The exercise —
What follows is a set of records, each of which is to be written out exactly.

Records from a data source

* * * * *

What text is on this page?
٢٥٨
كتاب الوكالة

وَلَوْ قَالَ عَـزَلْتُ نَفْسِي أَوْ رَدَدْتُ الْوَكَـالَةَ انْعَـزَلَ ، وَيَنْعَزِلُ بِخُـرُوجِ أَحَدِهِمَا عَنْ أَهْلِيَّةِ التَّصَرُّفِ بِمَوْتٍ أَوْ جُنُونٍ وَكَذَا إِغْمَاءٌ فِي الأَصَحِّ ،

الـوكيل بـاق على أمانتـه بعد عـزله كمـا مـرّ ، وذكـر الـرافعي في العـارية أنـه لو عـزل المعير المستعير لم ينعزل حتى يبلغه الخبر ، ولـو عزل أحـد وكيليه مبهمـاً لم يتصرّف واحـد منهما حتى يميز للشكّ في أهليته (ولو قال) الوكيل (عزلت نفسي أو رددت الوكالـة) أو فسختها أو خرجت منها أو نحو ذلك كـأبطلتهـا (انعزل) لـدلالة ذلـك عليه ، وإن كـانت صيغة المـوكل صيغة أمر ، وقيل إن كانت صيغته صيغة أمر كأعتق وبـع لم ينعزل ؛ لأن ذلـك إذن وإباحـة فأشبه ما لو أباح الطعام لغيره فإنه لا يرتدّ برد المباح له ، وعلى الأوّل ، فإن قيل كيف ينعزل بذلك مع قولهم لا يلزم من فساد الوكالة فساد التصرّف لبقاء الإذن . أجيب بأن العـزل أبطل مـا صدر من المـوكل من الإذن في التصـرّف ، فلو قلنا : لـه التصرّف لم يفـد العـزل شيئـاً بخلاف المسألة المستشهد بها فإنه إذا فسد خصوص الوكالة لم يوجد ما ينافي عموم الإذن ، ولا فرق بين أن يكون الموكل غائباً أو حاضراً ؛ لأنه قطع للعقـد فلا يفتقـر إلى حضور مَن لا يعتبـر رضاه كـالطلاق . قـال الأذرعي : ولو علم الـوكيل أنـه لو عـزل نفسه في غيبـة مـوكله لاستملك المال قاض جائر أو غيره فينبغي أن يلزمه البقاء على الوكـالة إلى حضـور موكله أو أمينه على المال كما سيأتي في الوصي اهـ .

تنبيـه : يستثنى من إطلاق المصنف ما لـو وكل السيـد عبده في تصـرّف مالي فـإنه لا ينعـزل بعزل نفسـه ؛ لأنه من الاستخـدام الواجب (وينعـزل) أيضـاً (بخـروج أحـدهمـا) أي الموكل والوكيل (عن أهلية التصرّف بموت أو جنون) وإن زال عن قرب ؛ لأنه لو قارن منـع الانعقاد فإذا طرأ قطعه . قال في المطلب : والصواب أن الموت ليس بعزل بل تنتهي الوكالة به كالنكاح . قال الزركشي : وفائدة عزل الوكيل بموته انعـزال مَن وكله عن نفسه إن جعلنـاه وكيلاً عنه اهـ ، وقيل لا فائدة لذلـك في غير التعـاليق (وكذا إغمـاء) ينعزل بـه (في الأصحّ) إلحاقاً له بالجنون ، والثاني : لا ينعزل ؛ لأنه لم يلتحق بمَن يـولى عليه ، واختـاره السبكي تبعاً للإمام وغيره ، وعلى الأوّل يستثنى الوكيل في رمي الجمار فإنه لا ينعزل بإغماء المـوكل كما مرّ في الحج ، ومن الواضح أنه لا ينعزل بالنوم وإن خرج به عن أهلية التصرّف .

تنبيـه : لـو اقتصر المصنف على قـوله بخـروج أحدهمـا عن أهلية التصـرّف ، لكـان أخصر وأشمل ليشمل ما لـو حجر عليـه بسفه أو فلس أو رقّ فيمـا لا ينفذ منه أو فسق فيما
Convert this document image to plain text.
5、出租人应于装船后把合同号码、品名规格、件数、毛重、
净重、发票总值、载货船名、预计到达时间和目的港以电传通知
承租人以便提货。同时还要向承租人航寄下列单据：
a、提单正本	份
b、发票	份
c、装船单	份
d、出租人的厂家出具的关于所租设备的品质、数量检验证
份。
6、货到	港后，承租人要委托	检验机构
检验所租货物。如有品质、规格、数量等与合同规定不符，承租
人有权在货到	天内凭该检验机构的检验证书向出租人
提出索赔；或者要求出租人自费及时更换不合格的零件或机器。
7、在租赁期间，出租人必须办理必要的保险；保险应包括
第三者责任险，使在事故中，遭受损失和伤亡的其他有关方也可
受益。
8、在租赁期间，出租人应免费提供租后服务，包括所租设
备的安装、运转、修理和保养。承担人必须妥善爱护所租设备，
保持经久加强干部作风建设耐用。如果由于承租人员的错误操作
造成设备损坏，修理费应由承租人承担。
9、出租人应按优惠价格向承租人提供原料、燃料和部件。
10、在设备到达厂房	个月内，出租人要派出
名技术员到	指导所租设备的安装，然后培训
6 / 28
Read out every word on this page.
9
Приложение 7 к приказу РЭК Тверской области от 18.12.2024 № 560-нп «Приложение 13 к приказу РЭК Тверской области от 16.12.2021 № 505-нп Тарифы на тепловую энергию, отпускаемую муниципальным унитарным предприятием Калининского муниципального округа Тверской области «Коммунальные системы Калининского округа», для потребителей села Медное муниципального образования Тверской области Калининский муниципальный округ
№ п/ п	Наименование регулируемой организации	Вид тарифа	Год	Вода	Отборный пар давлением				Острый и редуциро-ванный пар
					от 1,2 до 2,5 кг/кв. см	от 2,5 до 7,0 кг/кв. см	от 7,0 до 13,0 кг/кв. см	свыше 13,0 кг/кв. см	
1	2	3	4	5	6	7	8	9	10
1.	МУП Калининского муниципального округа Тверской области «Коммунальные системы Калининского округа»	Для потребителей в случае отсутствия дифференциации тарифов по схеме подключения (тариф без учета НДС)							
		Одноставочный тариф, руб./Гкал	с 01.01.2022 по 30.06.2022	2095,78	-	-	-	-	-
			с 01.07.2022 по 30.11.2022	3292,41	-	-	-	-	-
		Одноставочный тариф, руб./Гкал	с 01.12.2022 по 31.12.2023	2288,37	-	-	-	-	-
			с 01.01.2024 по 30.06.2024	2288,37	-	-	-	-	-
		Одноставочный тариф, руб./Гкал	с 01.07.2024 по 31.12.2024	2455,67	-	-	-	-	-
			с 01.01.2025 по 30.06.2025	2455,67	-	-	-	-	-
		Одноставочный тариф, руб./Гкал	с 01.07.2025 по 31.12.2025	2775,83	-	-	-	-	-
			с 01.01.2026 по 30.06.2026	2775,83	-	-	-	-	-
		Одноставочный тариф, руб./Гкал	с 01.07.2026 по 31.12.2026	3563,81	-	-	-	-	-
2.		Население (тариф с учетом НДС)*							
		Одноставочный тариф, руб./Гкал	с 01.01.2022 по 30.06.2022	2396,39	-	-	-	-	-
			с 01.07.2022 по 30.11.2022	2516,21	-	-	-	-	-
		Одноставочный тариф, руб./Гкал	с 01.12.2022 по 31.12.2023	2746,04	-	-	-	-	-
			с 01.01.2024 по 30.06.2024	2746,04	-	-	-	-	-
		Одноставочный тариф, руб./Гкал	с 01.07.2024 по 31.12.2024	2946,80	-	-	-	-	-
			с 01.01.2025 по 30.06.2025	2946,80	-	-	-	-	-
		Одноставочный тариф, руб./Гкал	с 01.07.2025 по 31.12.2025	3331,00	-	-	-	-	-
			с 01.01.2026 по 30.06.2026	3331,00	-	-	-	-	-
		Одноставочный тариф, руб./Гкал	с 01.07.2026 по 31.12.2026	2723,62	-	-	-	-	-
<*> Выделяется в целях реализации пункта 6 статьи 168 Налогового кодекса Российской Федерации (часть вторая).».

* * * * *

Solution —
What text is on this page?
٢٥٨
كتاب الوكالة

وَلَوْ قَالَ عَـزَلْتُ نَفْسِي أَوْ رَدَدْتُ الْوَكَـالَةَ انْعَـزَلَ ، وَيَنْعَزِلُ بِخُـرُوجِ أَحَدِهِمَا عَنْ أَهْلِيَّةِ التَّصَرُّفِ بِمَوْتٍ أَوْ جُنُونٍ وَكَذَا إِغْمَاءٌ فِي الأَصَحِّ ،

الـوكيل بـاق على أمانتـه بعد عـزله كمـا مـرّ ، وذكـر الـرافعي في العـارية أنـه لو عـزل المعير المستعير لم ينعزل حتى يبلغه الخبر ، ولـو عزل أحـد وكيليه مبهمـاً لم يتصرّف واحـد منهما حتى يميز للشكّ في أهليته (ولو قال) الوكيل (عزلت نفسي أو رددت الوكالـة) أو فسختها أو خرجت منها أو نحو ذلك كـأبطلتهـا (انعزل) لـدلالة ذلـك عليه ، وإن كـانت صيغة المـوكل صيغة أمر ، وقيل إن كانت صيغته صيغة أمر كأعتق وبـع لم ينعزل ؛ لأن ذلـك إذن وإباحـة فأشبه ما لو أباح الطعام لغيره فإنه لا يرتدّ برد المباح له ، وعلى الأوّل ، فإن قيل كيف ينعزل بذلك مع قولهم لا يلزم من فساد الوكالة فساد التصرّف لبقاء الإذن . أجيب بأن العـزل أبطل مـا صدر من المـوكل من الإذن في التصـرّف ، فلو قلنا : لـه التصرّف لم يفـد العـزل شيئـاً بخلاف المسألة المستشهد بها فإنه إذا فسد خصوص الوكالة لم يوجد ما ينافي عموم الإذن ، ولا فرق بين أن يكون الموكل غائباً أو حاضراً ؛ لأنه قطع للعقـد فلا يفتقـر إلى حضور مَن لا يعتبـر رضاه كـالطلاق . قـال الأذرعي : ولو علم الـوكيل أنـه لو عـزل نفسه في غيبـة مـوكله لاستملك المال قاض جائر أو غيره فينبغي أن يلزمه البقاء على الوكـالة إلى حضـور موكله أو أمينه على المال كما سيأتي في الوصي اهـ .

تنبيـه : يستثنى من إطلاق المصنف ما لـو وكل السيـد عبده في تصـرّف مالي فـإنه لا ينعـزل بعزل نفسـه ؛ لأنه من الاستخـدام الواجب (وينعـزل) أيضـاً (بخـروج أحـدهمـا) أي الموكل والوكيل (عن أهلية التصرّف بموت أو جنون) وإن زال عن قرب ؛ لأنه لو قارن منـع الانعقاد فإذا طرأ قطعه . قال في المطلب : والصواب أن الموت ليس بعزل بل تنتهي الوكالة به كالنكاح . قال الزركشي : وفائدة عزل الوكيل بموته انعـزال مَن وكله عن نفسه إن جعلنـاه وكيلاً عنه اهـ ، وقيل لا فائدة لذلـك في غير التعـاليق (وكذا إغمـاء) ينعزل بـه (في الأصحّ) إلحاقاً له بالجنون ، والثاني : لا ينعزل ؛ لأنه لم يلتحق بمَن يـولى عليه ، واختـاره السبكي تبعاً للإمام وغيره ، وعلى الأوّل يستثنى الوكيل في رمي الجمار فإنه لا ينعزل بإغماء المـوكل كما مرّ في الحج ، ومن الواضح أنه لا ينعزل بالنوم وإن خرج به عن أهلية التصرّف .

تنبيـه : لـو اقتصر المصنف على قـوله بخـروج أحدهمـا عن أهلية التصـرّف ، لكـان أخصر وأشمل ليشمل ما لـو حجر عليـه بسفه أو فلس أو رقّ فيمـا لا ينفذ منه أو فسق فيما
Convert this document image to plain text.
5、出租人应于装船后把合同号码、品名规格、件数、毛重、
净重、发票总值、载货船名、预计到达时间和目的港以电传通知
承租人以便提货。同时还要向承租人航寄下列单据：
a、提单正本	份
b、发票	份
c、装船单	份
d、出租人的厂家出具的关于所租设备的品质、数量检验证
份。
6、货到	港后，承租人要委托	检验机构
检验所租货物。如有品质、规格、数量等与合同规定不符，承租
人有权在货到	天内凭该检验机构的检验证书向出租人
提出索赔；或者要求出租人自费及时更换不合格的零件或机器。
7、在租赁期间，出租人必须办理必要的保险；保险应包括
第三者责任险，使在事故中，遭受损失和伤亡的其他有关方也可
受益。
8、在租赁期间，出租人应免费提供租后服务，包括所租设
备的安装、运转、修理和保养。承担人必须妥善爱护所租设备，
保持经久加强干部作风建设耐用。如果由于承租人员的错误操作
造成设备损坏，修理费应由承租人承担。
9、出租人应按优惠价格向承租人提供原料、燃料和部件。
10、在设备到达厂房	个月内，出租人要派出
名技术员到	指导所租设备的安装，然后培训
6 / 28
Read out every word on this page.
9
Приложение 7 к приказу РЭК Тверской области от 18.12.2024 № 560-нп «Приложение 13 к приказу РЭК Тверской области от 16.12.2021 № 505-нп Тарифы на тепловую энергию, отпускаемую муниципальным унитарным предприятием Калининского муниципального округа Тверской области «Коммунальные системы Калининского округа», для потребителей села Медное муниципального образования Тверской области Калининский муниципальный округ
№ п/ п	Наименование регулируемой организации	Вид тарифа	Год	Вода	Отборный пар давлением				Острый и редуциро-ванный пар
					от 1,2 до 2,5 кг/кв. см	от 2,5 до 7,0 кг/кв. см	от 7,0 до 13,0 кг/кв. см	свыше 13,0 кг/кв. см	
1	2	3	4	5	6	7	8	9	10
1.	МУП Калининского муниципального округа Тверской области «Коммунальные системы Калининского округа»	Для потребителей в случае отсутствия дифференциации тарифов по схеме подключения (тариф без учета НДС)							
		Одноставочный тариф, руб./Гкал	с 01.01.2022 по 30.06.2022	2095,78	-	-	-	-	-
			с 01.07.2022 по 30.11.2022	3292,41	-	-	-	-	-
		Одноставочный тариф, руб./Гкал	с 01.12.2022 по 31.12.2023	2288,37	-	-	-	-	-
			с 01.01.2024 по 30.06.2024	2288,37	-	-	-	-	-
		Одноставочный тариф, руб./Гкал	с 01.07.2024 по 31.12.2024	2455,67	-	-	-	-	-
			с 01.01.2025 по 30.06.2025	2455,67	-	-	-	-	-
		Одноставочный тариф, руб./Гкал	с 01.07.2025 по 31.12.2025	2775,83	-	-	-	-	-
			с 01.01.2026 по 30.06.2026	2775,83	-	-	-	-	-
		Одноставочный тариф, руб./Гкал	с 01.07.2026 по 31.12.2026	3563,81	-	-	-	-	-
2.		Население (тариф с учетом НДС)*							
		Одноставочный тариф, руб./Гкал	с 01.01.2022 по 30.06.2022	2396,39	-	-	-	-	-
			с 01.07.2022 по 30.11.2022	2516,21	-	-	-	-	-
		Одноставочный тариф, руб./Гкал	с 01.12.2022 по 31.12.2023	2746,04	-	-	-	-	-
			с 01.01.2024 по 30.06.2024	2746,04	-	-	-	-	-
		Одноставочный тариф, руб./Гкал	с 01.07.2024 по 31.12.2024	2946,80	-	-	-	-	-
			с 01.01.2025 по 30.06.2025	2946,80	-	-	-	-	-
		Одноставочный тариф, руб./Гкал	с 01.07.2025 по 31.12.2025	3331,00	-	-	-	-	-
			с 01.01.2026 по 30.06.2026	3331,00	-	-	-	-	-
		Одноставочный тариф, руб./Гкал	с 01.07.2026 по 31.12.2026	2723,62	-	-	-	-	-
<*> Выделяется в целях реализации пункта 6 статьи 168 Налогового кодекса Российской Федерации (часть вторая).».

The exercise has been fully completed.